> _WHAT THE EXERCISE ASKS_: Reproduce each line of the material precisely.

## start WORKING DATA

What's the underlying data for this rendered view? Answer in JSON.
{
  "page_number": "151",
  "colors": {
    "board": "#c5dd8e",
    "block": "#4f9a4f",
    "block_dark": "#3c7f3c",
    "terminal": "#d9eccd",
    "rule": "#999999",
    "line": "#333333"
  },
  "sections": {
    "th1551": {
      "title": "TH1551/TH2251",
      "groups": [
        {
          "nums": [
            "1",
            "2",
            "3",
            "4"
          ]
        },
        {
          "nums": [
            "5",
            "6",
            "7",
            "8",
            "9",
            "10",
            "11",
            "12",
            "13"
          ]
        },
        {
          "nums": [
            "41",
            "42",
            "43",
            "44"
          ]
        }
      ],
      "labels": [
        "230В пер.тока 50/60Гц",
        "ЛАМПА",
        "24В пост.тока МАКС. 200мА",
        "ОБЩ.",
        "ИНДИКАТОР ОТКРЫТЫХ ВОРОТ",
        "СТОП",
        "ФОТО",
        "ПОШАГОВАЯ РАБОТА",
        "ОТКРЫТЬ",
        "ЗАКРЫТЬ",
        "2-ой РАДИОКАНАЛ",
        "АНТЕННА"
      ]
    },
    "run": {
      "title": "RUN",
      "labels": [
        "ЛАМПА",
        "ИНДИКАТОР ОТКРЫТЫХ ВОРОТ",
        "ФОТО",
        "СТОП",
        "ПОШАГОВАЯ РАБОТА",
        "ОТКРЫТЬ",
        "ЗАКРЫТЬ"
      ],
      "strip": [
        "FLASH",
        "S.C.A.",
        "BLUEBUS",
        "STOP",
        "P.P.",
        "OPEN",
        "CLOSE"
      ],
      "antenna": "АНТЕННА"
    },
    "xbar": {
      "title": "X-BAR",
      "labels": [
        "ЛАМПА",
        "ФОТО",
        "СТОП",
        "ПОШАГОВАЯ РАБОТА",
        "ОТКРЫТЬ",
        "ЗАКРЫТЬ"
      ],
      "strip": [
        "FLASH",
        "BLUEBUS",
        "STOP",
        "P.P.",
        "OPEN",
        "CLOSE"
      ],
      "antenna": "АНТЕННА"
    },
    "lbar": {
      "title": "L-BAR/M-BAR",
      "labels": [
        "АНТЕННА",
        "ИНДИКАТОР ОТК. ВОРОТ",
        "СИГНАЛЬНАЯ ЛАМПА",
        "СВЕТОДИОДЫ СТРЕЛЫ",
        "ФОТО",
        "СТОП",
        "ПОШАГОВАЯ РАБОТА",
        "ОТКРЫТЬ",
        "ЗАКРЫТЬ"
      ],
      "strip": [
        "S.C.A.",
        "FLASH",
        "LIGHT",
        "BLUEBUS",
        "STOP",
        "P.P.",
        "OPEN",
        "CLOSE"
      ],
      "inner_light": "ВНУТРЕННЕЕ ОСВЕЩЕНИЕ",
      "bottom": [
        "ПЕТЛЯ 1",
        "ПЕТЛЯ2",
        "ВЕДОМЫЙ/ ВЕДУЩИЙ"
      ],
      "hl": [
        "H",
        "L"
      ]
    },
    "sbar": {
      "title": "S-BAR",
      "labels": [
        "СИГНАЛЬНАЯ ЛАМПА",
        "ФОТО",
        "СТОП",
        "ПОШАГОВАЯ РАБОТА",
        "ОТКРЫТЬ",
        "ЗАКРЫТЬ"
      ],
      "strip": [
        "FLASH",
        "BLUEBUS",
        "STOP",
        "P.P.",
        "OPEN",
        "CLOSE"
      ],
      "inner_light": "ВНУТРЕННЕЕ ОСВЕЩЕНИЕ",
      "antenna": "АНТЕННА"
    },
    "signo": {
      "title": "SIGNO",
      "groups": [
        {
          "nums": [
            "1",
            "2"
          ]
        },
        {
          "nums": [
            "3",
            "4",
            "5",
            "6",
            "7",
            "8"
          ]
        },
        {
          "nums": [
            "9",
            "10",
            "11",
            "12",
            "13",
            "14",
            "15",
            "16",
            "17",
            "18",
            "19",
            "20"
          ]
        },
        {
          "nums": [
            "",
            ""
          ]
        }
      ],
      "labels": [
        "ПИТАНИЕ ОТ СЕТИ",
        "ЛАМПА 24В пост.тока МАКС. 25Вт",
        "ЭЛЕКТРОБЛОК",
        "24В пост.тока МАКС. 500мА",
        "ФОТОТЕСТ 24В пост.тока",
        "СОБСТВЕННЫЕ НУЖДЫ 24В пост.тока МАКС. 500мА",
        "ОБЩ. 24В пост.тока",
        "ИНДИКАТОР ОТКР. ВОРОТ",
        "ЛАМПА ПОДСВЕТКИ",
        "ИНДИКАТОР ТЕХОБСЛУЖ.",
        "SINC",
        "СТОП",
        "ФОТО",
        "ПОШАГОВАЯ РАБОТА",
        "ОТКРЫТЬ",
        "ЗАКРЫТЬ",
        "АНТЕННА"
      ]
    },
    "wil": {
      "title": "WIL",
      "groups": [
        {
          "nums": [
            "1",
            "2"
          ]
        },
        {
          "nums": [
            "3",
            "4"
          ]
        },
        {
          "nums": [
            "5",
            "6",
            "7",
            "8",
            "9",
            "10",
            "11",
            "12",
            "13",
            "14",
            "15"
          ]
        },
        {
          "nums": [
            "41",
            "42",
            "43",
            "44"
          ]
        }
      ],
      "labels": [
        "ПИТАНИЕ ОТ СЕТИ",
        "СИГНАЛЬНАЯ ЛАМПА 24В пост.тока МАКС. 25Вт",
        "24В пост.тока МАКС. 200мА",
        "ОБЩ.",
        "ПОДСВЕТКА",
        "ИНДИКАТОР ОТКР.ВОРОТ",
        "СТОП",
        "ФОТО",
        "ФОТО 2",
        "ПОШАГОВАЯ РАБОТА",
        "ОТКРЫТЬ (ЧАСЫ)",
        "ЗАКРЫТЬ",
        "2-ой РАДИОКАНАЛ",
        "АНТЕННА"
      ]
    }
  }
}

## end WORKING DATA

> _REPLY_:
What's the underlying data for this rendered view? Answer in JSON.
{
  "page_number": "151",
  "colors": {
    "board": "#c5dd8e",
    "block": "#4f9a4f",
    "block_dark": "#3c7f3c",
    "terminal": "#d9eccd",
    "rule": "#999999",
    "line": "#333333"
  },
  "sections": {
    "th1551": {
      "title": "TH1551/TH2251",
      "groups": [
        {
          "nums": [
            "1",
            "2",
            "3",
            "4"
          ]
        },
        {
          "nums": [
            "5",
            "6",
            "7",
            "8",
            "9",
            "10",
            "11",
            "12",
            "13"
          ]
        },
        {
          "nums": [
            "41",
            "42",
            "43",
            "44"
          ]
        }
      ],
      "labels": [
        "230В пер.тока 50/60Гц",
        "ЛАМПА",
        "24В пост.тока МАКС. 200мА",
        "ОБЩ.",
        "ИНДИКАТОР ОТКРЫТЫХ ВОРОТ",
        "СТОП",
        "ФОТО",
        "ПОШАГОВАЯ РАБОТА",
        "ОТКРЫТЬ",
        "ЗАКРЫТЬ",
        "2-ой РАДИОКАНАЛ",
        "АНТЕННА"
      ]
    },
    "run": {
      "title": "RUN",
      "labels": [
        "ЛАМПА",
        "ИНДИКАТОР ОТКРЫТЫХ ВОРОТ",
        "ФОТО",
        "СТОП",
        "ПОШАГОВАЯ РАБОТА",
        "ОТКРЫТЬ",
        "ЗАКРЫТЬ"
      ],
      "strip": [
        "FLASH",
        "S.C.A.",
        "BLUEBUS",
        "STOP",
        "P.P.",
        "OPEN",
        "CLOSE"
      ],
      "antenna": "АНТЕННА"
    },
    "xbar": {
      "title": "X-BAR",
      "labels": [
        "ЛАМПА",
        "ФОТО",
        "СТОП",
        "ПОШАГОВАЯ РАБОТА",
        "ОТКРЫТЬ",
        "ЗАКРЫТЬ"
      ],
      "strip": [
        "FLASH",
        "BLUEBUS",
        "STOP",
        "P.P.",
        "OPEN",
        "CLOSE"
      ],
      "antenna": "АНТЕННА"
    },
    "lbar": {
      "title": "L-BAR/M-BAR",
      "labels": [
        "АНТЕННА",
        "ИНДИКАТОР ОТК. ВОРОТ",
        "СИГНАЛЬНАЯ ЛАМПА",
        "СВЕТОДИОДЫ СТРЕЛЫ",
        "ФОТО",
        "СТОП",
        "ПОШАГОВАЯ РАБОТА",
        "ОТКРЫТЬ",
        "ЗАКРЫТЬ"
      ],
      "strip": [
        "S.C.A.",
        "FLASH",
        "LIGHT",
        "BLUEBUS",
        "STOP",
        "P.P.",
        "OPEN",
        "CLOSE"
      ],
      "inner_light": "ВНУТРЕННЕЕ ОСВЕЩЕНИЕ",
      "bottom": [
        "ПЕТЛЯ 1",
        "ПЕТЛЯ2",
        "ВЕДОМЫЙ/ ВЕДУЩИЙ"
      ],
      "hl": [
        "H",
        "L"
      ]
    },
    "sbar": {
      "title": "S-BAR",
      "labels": [
        "СИГНАЛЬНАЯ ЛАМПА",
        "ФОТО",
        "СТОП",
        "ПОШАГОВАЯ РАБОТА",
        "ОТКРЫТЬ",
        "ЗАКРЫТЬ"
      ],
      "strip": [
        "FLASH",
        "BLUEBUS",
        "STOP",
        "P.P.",
        "OPEN",
        "CLOSE"
      ],
      "inner_light": "ВНУТРЕННЕЕ ОСВЕЩЕНИЕ",
      "antenna": "АНТЕННА"
    },
    "signo": {
      "title": "SIGNO",
      "groups": [
        {
          "nums": [
            "1",
            "2"
          ]
        },
        {
          "nums": [
            "3",
            "4",
            "5",
            "6",
            "7",
            "8"
          ]
        },
        {
          "nums": [
            "9",
            "10",
            "11",
            "12",
            "13",
            "14",
            "15",
            "16",
            "17",
            "18",
            "19",
            "20"
          ]
        },
        {
          "nums": [
            "",
            ""
          ]
        }
      ],
      "labels": [
        "ПИТАНИЕ ОТ СЕТИ",
        "ЛАМПА 24В пост.тока МАКС. 25Вт",
        "ЭЛЕКТРОБЛОК",
        "24В пост.тока МАКС. 500мА",
        "ФОТОТЕСТ 24В пост.тока",
        "СОБСТВЕННЫЕ НУЖДЫ 24В пост.тока МАКС. 500мА",
        "ОБЩ. 24В пост.тока",
        "ИНДИКАТОР ОТКР. ВОРОТ",
        "ЛАМПА ПОДСВЕТКИ",
        "ИНДИКАТОР ТЕХОБСЛУЖ.",
        "SINC",
        "СТОП",
        "ФОТО",
        "ПОШАГОВАЯ РАБОТА",
        "ОТКРЫТЬ",
        "ЗАКРЫТЬ",
        "АНТЕННА"
      ]
    },
    "wil": {
      "title": "WIL",
      "groups": [
        {
          "nums": [
            "1",
            "2"
          ]
        },
        {
          "nums": [
            "3",
            "4"
          ]
        },
        {
          "nums": [
            "5",
            "6",
            "7",
            "8",
            "9",
            "10",
            "11",
            "12",
            "13",
            "14",
            "15"
          ]
        },
        {
          "nums": [
            "41",
            "42",
            "43",
            "44"
          ]
        }
      ],
      "labels": [
        "ПИТАНИЕ ОТ СЕТИ",
        "СИГНАЛЬНАЯ ЛАМПА 24В пост.тока МАКС. 25Вт",
        "24В пост.тока МАКС. 200мА",
        "ОБЩ.",
        "ПОДСВЕТКА",
        "ИНДИКАТОР ОТКР.ВОРОТ",
        "СТОП",
        "ФОТО",
        "ФОТО 2",
        "ПОШАГОВАЯ РАБОТА",
        "ОТКРЫТЬ (ЧАСЫ)",
        "ЗАКРЫТЬ",
        "2-ой РАДИОКАНАЛ",
        "АНТЕННА"
      ]
    }
  }
}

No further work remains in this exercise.